WHAT THE EXERCISE ASKS:
Extract all data as written.

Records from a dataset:
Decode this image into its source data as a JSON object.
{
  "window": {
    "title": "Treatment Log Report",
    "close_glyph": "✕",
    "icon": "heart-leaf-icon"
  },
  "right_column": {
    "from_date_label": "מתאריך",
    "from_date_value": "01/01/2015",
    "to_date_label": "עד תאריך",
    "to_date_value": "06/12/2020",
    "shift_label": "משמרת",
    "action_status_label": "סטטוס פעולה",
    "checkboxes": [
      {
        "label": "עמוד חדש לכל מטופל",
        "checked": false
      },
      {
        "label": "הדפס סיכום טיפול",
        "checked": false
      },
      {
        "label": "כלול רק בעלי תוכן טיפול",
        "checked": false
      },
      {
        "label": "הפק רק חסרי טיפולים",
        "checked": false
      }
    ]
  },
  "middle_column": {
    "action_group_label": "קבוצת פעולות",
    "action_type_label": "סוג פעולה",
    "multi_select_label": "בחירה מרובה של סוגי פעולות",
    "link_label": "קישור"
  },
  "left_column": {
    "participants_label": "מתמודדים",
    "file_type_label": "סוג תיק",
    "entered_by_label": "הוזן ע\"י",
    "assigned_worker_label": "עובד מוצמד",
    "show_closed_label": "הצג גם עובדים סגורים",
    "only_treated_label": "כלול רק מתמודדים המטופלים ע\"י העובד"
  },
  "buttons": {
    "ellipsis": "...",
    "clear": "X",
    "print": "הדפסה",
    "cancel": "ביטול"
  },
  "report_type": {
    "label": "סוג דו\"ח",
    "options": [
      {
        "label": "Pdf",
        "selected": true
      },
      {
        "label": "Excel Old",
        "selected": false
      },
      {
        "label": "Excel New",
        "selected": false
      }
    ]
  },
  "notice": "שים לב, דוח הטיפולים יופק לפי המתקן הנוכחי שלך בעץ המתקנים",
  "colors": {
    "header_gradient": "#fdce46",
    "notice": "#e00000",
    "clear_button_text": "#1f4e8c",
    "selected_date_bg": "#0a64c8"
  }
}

RESULT OF THIS EXERCISE:
Decode this image into its source data as a JSON object.
{
  "window": {
    "title": "Treatment Log Report",
    "close_glyph": "✕",
    "icon": "heart-leaf-icon"
  },
  "right_column": {
    "from_date_label": "מתאריך",
    "from_date_value": "01/01/2015",
    "to_date_label": "עד תאריך",
    "to_date_value": "06/12/2020",
    "shift_label": "משמרת",
    "action_status_label": "סטטוס פעולה",
    "checkboxes": [
      {
        "label": "עמוד חדש לכל מטופל",
        "checked": false
      },
      {
        "label": "הדפס סיכום טיפול",
        "checked": false
      },
      {
        "label": "כלול רק בעלי תוכן טיפול",
        "checked": false
      },
      {
        "label": "הפק רק חסרי טיפולים",
        "checked": false
      }
    ]
  },
  "middle_column": {
    "action_group_label": "קבוצת פעולות",
    "action_type_label": "סוג פעולה",
    "multi_select_label": "בחירה מרובה של סוגי פעולות",
    "link_label": "קישור"
  },
  "left_column": {
    "participants_label": "מתמודדים",
    "file_type_label": "סוג תיק",
    "entered_by_label": "הוזן ע\"י",
    "assigned_worker_label": "עובד מוצמד",
    "show_closed_label": "הצג גם עובדים סגורים",
    "only_treated_label": "כלול רק מתמודדים המטופלים ע\"י העובד"
  },
  "buttons": {
    "ellipsis": "...",
    "clear": "X",
    "print": "הדפסה",
    "cancel": "ביטול"
  },
  "report_type": {
    "label": "סוג דו\"ח",
    "options": [
      {
        "label": "Pdf",
        "selected": true
      },
      {
        "label": "Excel Old",
        "selected": false
      },
      {
        "label": "Excel New",
        "selected": false
      }
    ]
  },
  "notice": "שים לב, דוח הטיפולים יופק לפי המתקן הנוכחי שלך בעץ המתקנים",
  "colors": {
    "header_gradient": "#fdce46",
    "notice": "#e00000",
    "clear_button_text": "#1f4e8c",
    "selected_date_bg": "#0a64c8"
  }
}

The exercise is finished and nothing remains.